Work out the number of lines containing "河南省一队". Give that number alone.

- [Provided data]
════

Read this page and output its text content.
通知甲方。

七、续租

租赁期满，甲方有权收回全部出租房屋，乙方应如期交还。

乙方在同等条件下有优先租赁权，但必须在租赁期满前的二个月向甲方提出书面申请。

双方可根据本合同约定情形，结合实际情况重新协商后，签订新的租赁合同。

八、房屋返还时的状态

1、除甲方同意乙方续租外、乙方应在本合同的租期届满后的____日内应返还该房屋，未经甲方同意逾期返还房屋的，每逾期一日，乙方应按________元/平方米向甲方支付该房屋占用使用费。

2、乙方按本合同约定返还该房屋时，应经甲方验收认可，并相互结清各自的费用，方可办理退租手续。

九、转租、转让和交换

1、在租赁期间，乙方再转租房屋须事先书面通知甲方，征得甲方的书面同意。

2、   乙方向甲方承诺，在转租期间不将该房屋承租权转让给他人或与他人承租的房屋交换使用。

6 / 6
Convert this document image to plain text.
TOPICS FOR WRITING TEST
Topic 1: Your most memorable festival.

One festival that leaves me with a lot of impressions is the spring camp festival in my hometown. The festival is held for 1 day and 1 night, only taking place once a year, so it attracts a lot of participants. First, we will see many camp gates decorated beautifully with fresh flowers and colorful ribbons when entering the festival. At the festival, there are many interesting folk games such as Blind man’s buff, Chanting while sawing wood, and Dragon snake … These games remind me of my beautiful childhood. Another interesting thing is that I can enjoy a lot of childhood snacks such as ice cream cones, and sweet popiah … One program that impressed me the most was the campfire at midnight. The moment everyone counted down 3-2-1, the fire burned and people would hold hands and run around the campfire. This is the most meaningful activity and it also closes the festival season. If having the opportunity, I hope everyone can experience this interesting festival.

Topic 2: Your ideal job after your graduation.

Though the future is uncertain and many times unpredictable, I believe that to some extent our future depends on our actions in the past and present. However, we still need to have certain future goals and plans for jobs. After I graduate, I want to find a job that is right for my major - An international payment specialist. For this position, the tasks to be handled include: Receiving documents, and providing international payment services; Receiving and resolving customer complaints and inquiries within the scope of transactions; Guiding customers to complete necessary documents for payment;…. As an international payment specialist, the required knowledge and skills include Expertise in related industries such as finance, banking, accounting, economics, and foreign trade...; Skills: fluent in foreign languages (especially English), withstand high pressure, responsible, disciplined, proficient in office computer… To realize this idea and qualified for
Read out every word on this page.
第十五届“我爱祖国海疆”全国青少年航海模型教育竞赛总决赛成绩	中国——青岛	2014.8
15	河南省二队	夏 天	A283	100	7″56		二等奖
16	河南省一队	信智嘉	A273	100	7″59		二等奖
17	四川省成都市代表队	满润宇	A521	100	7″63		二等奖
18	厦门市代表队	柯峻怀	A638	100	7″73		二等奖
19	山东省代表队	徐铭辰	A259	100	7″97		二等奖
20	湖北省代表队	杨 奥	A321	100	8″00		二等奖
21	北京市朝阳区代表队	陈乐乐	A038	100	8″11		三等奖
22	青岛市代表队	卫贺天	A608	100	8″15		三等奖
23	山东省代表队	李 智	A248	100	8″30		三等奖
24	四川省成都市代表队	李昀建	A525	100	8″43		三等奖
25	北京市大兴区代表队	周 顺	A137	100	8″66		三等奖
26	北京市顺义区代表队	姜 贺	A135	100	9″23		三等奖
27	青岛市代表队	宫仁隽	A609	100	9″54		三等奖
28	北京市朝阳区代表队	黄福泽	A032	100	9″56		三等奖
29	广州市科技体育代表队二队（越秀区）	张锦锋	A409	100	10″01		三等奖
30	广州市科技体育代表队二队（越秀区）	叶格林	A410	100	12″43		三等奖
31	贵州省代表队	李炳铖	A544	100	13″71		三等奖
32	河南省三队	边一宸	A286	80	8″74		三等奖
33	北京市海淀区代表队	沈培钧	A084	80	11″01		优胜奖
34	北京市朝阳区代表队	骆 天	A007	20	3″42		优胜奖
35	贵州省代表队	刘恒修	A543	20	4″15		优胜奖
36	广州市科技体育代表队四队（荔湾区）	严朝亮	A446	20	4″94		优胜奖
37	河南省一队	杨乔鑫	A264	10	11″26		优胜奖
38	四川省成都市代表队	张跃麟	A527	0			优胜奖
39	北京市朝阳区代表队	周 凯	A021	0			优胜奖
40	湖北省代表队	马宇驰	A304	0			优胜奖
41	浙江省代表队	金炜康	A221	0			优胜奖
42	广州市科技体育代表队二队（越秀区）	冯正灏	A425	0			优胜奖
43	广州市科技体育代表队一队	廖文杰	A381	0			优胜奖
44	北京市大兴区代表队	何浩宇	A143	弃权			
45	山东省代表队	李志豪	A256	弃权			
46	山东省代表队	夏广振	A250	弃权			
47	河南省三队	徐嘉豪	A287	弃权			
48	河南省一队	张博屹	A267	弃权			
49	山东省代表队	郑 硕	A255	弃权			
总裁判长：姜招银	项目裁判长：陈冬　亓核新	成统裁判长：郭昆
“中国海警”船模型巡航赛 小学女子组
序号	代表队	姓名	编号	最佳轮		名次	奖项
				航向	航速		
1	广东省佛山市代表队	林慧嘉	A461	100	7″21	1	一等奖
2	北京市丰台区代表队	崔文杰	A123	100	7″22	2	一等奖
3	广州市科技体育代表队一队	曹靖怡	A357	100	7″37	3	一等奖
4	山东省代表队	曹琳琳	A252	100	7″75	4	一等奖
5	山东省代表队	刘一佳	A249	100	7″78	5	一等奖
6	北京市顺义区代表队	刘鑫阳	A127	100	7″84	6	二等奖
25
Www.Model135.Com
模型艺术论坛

════

- [Task result] 3